------ Record extracts

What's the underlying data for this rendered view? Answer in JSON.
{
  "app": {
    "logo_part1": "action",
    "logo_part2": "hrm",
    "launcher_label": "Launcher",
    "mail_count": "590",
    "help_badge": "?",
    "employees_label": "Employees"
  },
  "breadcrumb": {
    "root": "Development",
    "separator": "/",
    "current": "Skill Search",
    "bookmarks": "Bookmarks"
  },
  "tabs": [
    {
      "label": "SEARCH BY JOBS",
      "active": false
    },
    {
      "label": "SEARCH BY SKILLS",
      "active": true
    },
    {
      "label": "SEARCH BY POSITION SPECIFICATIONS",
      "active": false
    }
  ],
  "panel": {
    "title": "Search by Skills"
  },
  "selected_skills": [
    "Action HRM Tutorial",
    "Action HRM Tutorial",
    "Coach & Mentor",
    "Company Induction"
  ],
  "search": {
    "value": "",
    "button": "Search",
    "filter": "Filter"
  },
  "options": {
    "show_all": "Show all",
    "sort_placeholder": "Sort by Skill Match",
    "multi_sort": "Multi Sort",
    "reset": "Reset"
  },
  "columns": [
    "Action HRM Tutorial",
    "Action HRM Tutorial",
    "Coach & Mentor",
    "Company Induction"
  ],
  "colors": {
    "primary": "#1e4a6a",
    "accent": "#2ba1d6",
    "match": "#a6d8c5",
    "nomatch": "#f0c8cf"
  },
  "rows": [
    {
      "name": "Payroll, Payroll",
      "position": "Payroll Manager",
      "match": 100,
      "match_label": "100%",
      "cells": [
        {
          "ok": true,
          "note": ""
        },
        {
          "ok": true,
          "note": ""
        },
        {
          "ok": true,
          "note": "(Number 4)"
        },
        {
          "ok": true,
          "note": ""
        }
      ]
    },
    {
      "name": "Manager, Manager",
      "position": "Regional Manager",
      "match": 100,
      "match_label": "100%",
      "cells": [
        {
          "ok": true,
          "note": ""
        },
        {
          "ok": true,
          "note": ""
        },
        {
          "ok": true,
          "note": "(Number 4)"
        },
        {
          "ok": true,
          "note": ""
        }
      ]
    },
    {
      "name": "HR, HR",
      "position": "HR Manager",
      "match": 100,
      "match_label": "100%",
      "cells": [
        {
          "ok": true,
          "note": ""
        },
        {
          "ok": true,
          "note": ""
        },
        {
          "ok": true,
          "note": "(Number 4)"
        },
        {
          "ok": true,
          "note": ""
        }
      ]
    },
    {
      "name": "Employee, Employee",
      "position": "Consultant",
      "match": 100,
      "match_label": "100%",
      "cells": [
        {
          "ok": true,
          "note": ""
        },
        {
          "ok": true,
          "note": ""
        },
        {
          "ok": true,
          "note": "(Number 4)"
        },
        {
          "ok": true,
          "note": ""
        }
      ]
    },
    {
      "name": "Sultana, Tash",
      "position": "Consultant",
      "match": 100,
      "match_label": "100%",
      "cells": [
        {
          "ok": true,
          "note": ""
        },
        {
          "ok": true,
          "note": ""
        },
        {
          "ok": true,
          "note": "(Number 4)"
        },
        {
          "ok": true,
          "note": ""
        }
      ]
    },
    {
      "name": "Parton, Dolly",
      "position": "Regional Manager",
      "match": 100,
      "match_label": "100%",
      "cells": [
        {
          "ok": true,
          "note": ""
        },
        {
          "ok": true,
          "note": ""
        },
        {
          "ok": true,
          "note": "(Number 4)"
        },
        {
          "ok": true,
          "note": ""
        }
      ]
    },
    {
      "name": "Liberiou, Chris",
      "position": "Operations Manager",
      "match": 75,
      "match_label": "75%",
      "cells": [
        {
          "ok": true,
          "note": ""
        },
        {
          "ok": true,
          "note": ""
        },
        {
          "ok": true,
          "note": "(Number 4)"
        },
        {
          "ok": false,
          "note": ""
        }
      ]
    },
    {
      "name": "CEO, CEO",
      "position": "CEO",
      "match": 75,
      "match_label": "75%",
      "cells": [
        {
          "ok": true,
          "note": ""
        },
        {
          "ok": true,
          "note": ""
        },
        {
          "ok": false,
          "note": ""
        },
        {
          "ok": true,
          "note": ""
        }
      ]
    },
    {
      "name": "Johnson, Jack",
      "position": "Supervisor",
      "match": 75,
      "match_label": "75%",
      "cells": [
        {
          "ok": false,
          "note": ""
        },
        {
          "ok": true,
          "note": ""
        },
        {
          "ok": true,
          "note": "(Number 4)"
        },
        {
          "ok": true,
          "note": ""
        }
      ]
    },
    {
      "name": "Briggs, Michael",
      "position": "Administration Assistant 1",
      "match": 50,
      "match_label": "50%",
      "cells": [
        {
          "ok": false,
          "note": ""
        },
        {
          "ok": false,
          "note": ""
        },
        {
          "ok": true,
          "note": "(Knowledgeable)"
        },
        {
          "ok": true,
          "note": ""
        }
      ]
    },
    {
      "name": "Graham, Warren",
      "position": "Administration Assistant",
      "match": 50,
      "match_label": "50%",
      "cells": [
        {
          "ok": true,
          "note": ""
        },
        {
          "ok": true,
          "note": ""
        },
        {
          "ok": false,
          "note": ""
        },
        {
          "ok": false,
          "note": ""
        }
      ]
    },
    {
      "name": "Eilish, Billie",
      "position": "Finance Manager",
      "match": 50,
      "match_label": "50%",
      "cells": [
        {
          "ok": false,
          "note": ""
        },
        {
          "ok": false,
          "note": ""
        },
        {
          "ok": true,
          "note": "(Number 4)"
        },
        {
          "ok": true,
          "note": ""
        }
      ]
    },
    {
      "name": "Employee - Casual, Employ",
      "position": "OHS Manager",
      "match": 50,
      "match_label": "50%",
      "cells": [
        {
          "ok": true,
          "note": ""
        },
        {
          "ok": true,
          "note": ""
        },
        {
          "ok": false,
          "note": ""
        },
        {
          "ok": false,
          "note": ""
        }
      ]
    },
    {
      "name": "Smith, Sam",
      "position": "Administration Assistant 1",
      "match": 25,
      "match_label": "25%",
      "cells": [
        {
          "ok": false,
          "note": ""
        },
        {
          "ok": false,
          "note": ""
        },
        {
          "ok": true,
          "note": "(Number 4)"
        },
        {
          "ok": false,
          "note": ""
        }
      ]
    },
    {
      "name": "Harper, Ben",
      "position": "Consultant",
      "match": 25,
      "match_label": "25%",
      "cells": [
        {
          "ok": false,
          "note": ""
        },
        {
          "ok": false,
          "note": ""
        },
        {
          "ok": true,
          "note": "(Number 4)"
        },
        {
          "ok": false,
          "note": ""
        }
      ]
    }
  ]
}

------------

**Your instructions**
Pull out every line of the records that includes the string "Manager".

**Task answer**
      "position": "Payroll Manager",
      "name": "Manager, Manager",
      "position": "Regional Manager",
      "position": "HR Manager",
      "position": "Regional Manager",
      "position": "Operations Manager",
      "position": "Finance Manager",
      "position": "OHS Manager",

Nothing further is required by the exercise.